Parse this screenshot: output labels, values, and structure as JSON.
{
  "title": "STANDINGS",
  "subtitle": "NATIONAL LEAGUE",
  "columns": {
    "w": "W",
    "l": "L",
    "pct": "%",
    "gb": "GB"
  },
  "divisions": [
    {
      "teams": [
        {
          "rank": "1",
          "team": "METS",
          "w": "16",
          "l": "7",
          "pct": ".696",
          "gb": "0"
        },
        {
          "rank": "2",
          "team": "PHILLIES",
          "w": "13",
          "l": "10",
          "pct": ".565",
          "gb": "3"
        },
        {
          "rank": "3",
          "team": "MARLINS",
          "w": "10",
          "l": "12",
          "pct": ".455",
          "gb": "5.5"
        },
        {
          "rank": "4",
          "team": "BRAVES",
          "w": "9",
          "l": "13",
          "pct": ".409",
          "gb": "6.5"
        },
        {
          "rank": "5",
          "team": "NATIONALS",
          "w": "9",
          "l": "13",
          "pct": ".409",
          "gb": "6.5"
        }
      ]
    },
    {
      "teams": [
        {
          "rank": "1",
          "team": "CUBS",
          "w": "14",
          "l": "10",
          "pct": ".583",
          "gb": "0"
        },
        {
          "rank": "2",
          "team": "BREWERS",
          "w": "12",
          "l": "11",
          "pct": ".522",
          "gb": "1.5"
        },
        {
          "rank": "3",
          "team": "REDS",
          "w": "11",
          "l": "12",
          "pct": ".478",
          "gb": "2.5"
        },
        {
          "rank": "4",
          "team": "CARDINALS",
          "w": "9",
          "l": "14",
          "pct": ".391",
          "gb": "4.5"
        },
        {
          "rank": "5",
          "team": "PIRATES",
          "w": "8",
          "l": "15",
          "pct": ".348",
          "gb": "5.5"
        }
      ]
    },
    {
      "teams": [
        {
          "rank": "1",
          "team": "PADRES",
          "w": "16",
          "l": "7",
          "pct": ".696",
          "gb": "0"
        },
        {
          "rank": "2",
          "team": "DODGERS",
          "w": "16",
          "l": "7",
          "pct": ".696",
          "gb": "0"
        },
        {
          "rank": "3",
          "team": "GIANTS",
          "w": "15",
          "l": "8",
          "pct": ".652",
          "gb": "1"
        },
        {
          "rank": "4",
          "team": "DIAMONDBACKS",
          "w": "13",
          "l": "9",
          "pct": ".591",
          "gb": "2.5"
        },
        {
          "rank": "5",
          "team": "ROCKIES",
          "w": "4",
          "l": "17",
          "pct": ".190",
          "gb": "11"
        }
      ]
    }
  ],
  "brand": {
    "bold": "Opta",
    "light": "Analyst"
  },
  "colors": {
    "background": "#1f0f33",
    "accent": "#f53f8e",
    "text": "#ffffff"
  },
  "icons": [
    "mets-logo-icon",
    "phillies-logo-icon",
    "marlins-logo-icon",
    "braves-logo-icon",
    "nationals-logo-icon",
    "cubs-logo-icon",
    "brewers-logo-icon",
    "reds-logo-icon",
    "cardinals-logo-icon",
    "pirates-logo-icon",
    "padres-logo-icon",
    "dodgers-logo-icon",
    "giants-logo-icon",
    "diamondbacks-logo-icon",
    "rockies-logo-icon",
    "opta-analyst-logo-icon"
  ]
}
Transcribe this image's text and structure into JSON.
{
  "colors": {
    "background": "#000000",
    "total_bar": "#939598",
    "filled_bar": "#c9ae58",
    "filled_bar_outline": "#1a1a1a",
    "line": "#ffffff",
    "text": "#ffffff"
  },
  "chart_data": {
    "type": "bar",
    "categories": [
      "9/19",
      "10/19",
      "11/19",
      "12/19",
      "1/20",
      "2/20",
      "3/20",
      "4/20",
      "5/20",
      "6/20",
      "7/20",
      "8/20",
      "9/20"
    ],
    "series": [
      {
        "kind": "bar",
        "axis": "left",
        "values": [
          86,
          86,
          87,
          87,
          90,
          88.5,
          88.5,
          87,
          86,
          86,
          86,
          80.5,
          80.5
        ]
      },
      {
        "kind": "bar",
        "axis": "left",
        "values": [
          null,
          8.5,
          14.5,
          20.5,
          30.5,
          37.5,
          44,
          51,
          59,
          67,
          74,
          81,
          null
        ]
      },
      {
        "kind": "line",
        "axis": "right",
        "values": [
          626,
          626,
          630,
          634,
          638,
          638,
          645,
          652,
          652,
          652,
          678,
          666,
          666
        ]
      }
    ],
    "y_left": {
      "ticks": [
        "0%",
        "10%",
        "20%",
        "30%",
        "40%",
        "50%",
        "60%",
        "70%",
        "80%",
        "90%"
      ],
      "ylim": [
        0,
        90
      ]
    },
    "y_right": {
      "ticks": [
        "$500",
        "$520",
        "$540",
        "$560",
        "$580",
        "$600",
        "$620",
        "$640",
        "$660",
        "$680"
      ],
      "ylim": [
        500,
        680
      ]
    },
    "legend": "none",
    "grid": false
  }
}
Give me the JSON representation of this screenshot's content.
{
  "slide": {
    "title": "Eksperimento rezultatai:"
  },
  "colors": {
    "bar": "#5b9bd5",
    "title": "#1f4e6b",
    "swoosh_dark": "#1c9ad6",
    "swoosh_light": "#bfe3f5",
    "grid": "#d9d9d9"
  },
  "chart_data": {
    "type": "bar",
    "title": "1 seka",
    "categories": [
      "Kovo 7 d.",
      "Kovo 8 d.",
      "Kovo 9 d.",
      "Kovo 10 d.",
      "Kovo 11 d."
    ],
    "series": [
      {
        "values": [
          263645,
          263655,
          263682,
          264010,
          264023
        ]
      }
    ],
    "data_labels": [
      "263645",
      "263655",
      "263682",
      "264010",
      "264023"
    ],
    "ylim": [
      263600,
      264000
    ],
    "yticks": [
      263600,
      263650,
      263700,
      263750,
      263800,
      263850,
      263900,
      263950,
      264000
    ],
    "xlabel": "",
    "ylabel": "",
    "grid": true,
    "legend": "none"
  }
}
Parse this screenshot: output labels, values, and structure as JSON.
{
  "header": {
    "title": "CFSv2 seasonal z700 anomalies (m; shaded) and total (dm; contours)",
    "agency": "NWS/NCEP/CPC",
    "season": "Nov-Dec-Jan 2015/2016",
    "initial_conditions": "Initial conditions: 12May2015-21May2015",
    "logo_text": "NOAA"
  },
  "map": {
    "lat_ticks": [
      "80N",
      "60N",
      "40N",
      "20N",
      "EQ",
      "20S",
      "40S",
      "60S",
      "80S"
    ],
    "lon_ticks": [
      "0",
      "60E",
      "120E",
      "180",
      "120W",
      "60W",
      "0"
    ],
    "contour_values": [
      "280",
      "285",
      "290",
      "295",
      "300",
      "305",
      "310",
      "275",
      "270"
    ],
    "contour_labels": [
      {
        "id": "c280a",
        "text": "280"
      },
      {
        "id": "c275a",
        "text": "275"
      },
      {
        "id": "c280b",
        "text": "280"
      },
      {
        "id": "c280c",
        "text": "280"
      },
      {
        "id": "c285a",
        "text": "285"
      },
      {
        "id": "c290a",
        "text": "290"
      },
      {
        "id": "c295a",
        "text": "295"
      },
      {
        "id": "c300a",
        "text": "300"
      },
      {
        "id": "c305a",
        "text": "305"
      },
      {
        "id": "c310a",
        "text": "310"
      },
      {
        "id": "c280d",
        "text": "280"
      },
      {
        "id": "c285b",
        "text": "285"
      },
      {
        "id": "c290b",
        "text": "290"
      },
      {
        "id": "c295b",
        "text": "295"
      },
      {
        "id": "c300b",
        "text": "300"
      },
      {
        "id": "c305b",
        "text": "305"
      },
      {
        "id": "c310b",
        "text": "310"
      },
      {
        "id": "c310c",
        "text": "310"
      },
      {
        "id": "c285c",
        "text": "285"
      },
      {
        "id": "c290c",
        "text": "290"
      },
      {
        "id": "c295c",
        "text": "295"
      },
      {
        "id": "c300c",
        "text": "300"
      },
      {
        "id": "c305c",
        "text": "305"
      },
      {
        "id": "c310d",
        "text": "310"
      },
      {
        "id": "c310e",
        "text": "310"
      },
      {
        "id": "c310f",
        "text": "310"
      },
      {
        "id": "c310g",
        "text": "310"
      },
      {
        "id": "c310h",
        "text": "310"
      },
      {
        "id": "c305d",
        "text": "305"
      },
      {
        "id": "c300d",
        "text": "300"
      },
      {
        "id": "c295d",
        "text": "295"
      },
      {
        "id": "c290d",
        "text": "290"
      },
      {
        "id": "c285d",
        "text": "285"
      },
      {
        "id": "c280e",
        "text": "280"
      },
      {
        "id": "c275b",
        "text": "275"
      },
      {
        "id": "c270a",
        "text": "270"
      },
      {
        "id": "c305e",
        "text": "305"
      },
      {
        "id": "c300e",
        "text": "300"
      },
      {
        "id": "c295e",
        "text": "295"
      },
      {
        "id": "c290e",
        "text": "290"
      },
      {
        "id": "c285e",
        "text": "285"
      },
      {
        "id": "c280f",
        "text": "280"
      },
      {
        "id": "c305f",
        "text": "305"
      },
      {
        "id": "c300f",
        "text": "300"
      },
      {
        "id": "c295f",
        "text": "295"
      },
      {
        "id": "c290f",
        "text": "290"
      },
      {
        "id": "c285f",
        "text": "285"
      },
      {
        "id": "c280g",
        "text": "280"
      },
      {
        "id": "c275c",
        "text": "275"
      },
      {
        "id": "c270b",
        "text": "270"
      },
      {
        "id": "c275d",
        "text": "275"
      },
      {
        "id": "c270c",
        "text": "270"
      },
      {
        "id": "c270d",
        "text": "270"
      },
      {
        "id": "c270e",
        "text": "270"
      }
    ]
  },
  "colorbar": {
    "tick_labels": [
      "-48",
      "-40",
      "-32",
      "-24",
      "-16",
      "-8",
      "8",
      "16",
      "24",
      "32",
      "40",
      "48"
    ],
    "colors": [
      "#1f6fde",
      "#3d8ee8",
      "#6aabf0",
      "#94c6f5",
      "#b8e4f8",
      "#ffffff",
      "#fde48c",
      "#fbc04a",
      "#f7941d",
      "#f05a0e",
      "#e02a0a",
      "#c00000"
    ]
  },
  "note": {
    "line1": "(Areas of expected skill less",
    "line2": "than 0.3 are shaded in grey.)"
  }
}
□ □ □ □
State the number of lines in the records that include "this", and write nothing else.

■ **Correct response**: 4